(Extracted data entries)
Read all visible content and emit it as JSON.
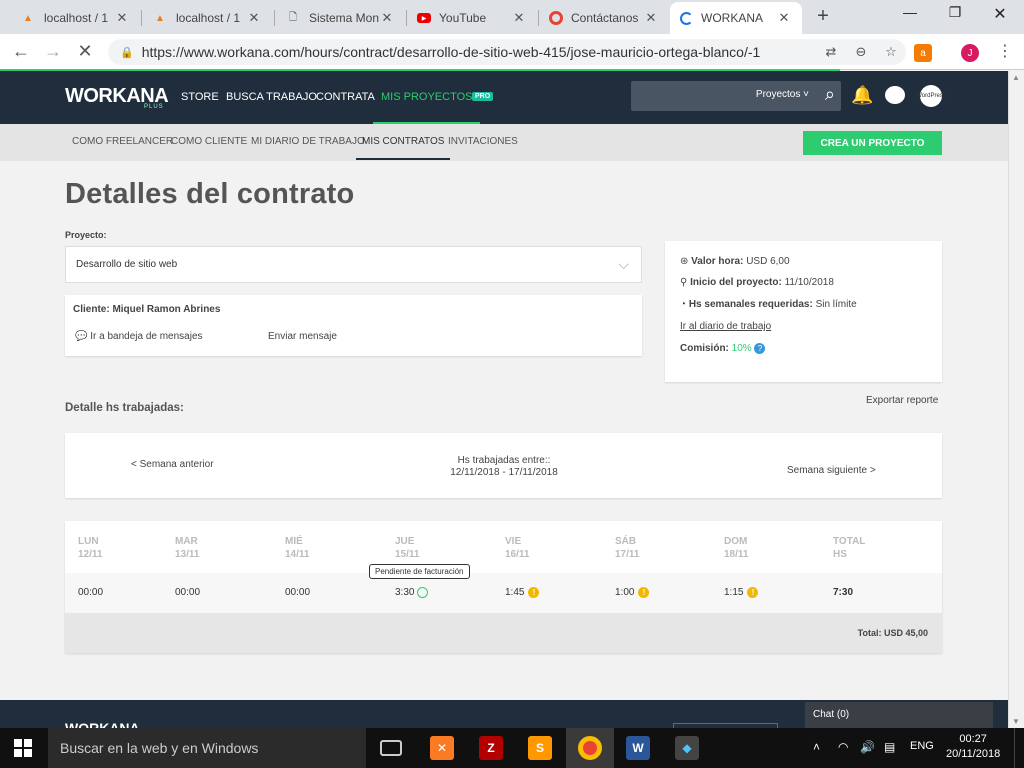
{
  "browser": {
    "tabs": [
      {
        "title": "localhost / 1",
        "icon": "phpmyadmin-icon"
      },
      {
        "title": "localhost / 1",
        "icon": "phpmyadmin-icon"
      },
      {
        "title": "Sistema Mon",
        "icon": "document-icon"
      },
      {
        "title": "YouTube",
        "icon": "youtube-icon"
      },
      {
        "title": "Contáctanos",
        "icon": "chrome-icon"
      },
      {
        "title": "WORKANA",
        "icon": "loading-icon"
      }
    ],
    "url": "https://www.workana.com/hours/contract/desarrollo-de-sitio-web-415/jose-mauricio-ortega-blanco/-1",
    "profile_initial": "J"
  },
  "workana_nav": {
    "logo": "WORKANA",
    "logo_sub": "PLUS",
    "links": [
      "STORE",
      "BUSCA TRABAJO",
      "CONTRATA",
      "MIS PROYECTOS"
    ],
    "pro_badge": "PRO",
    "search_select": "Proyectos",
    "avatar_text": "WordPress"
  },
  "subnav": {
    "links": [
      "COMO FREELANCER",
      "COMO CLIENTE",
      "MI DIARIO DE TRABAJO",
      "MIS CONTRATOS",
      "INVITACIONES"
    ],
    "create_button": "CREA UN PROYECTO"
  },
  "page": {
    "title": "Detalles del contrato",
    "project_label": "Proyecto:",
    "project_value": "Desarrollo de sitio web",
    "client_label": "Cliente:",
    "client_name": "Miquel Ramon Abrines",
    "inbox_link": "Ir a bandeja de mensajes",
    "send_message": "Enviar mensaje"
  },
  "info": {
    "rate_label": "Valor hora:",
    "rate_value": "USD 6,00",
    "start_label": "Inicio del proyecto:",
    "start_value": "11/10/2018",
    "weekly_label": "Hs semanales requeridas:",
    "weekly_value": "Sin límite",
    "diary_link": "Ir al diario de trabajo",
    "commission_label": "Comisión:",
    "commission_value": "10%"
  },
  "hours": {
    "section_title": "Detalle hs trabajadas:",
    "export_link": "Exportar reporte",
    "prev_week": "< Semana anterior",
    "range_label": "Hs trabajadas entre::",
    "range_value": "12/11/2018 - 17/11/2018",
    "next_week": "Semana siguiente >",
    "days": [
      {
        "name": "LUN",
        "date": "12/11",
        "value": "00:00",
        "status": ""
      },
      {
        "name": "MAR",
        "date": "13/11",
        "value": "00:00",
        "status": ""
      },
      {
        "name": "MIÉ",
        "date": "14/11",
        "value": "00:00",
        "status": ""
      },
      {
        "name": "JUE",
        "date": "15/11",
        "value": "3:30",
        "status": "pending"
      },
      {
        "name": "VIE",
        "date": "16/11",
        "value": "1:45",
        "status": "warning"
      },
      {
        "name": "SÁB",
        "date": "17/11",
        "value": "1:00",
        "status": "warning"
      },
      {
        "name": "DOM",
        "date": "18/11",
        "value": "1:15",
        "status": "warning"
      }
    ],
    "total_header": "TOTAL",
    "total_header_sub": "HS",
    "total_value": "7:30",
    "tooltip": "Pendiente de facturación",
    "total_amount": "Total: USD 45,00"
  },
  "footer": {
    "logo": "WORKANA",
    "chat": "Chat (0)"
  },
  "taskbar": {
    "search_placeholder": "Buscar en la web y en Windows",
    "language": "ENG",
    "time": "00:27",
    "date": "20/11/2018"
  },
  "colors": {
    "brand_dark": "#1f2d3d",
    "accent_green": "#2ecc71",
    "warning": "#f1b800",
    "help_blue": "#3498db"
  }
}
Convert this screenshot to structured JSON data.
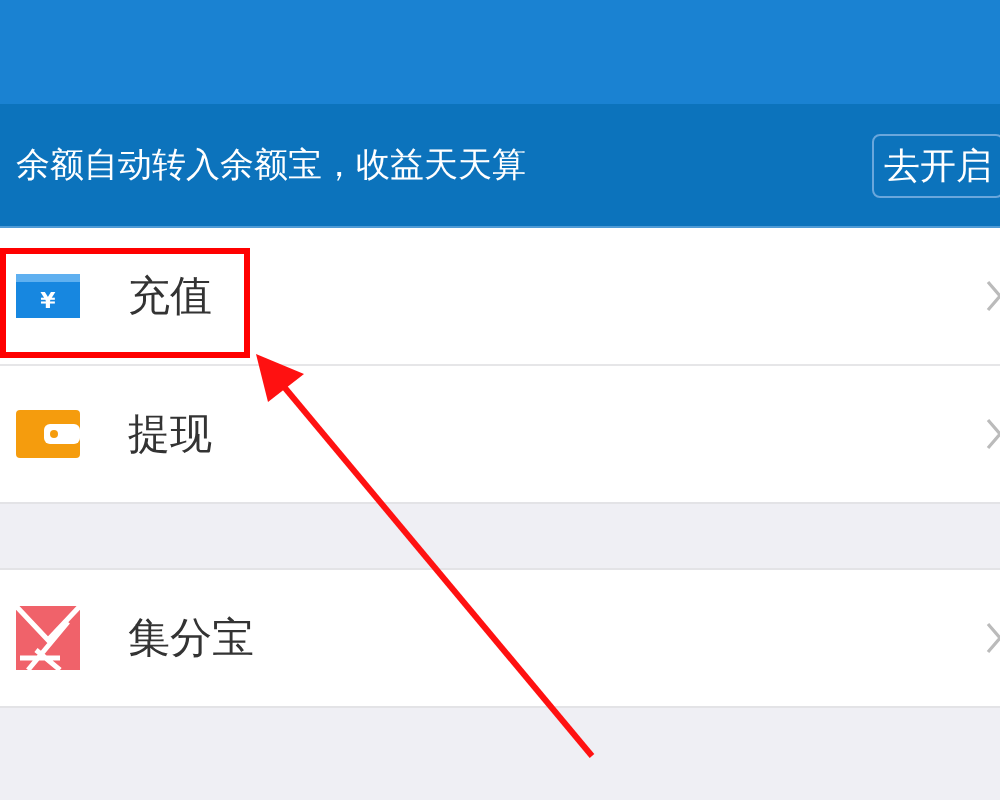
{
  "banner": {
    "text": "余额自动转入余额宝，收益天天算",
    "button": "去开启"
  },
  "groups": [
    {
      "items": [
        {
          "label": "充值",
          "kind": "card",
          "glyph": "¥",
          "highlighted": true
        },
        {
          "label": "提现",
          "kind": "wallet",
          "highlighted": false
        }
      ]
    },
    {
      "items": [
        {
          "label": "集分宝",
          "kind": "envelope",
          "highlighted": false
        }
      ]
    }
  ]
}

▶ YOUR GOAL
Find out how many lines in the listing contain the string "JSON". Give the number alone.

▶ RESPONSE TO THIS EXERCISE
2